■ WHAT YOU ARE ASKED TO DO:
Type out every line below exactly as it reads.

■ Stored data:
★ ★ ★
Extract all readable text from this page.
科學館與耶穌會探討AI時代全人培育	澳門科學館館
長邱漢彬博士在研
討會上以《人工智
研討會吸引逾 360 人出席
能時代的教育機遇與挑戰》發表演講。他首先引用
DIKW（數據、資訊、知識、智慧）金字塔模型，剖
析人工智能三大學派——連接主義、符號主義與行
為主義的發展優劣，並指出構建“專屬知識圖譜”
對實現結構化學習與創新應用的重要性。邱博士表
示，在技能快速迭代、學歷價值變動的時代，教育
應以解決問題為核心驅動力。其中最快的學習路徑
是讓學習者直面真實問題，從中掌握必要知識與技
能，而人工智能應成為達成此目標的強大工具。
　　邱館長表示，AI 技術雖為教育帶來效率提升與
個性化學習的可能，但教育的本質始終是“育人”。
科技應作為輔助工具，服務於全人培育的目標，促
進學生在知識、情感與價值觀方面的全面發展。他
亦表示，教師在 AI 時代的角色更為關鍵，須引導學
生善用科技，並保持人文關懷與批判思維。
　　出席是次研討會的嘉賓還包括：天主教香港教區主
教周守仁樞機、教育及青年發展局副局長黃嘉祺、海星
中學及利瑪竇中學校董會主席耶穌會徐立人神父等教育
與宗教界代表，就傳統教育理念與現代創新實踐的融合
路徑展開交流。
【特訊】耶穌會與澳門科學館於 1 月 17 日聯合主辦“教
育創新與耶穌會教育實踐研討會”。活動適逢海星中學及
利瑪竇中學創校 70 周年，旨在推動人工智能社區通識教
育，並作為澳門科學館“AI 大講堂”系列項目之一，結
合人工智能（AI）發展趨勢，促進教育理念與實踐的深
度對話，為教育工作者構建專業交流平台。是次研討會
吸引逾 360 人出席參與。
★ ★ ★
■ RESULT:
Extract all readable text from this page.
科學館與耶穌會探討AI時代全人培育	澳門科學館館
長邱漢彬博士在研
討會上以《人工智
研討會吸引逾 360 人出席
能時代的教育機遇與挑戰》發表演講。他首先引用
DIKW（數據、資訊、知識、智慧）金字塔模型，剖
析人工智能三大學派——連接主義、符號主義與行
為主義的發展優劣，並指出構建“專屬知識圖譜”
對實現結構化學習與創新應用的重要性。邱博士表
示，在技能快速迭代、學歷價值變動的時代，教育
應以解決問題為核心驅動力。其中最快的學習路徑
是讓學習者直面真實問題，從中掌握必要知識與技
能，而人工智能應成為達成此目標的強大工具。
　　邱館長表示，AI 技術雖為教育帶來效率提升與
個性化學習的可能，但教育的本質始終是“育人”。
科技應作為輔助工具，服務於全人培育的目標，促
進學生在知識、情感與價值觀方面的全面發展。他
亦表示，教師在 AI 時代的角色更為關鍵，須引導學
生善用科技，並保持人文關懷與批判思維。
　　出席是次研討會的嘉賓還包括：天主教香港教區主
教周守仁樞機、教育及青年發展局副局長黃嘉祺、海星
中學及利瑪竇中學校董會主席耶穌會徐立人神父等教育
與宗教界代表，就傳統教育理念與現代創新實踐的融合
路徑展開交流。
【特訊】耶穌會與澳門科學館於 1 月 17 日聯合主辦“教
育創新與耶穌會教育實踐研討會”。活動適逢海星中學及
利瑪竇中學創校 70 周年，旨在推動人工智能社區通識教
育，並作為澳門科學館“AI 大講堂”系列項目之一，結
合人工智能（AI）發展趨勢，促進教育理念與實踐的深
度對話，為教育工作者構建專業交流平台。是次研討會
吸引逾 360 人出席參與。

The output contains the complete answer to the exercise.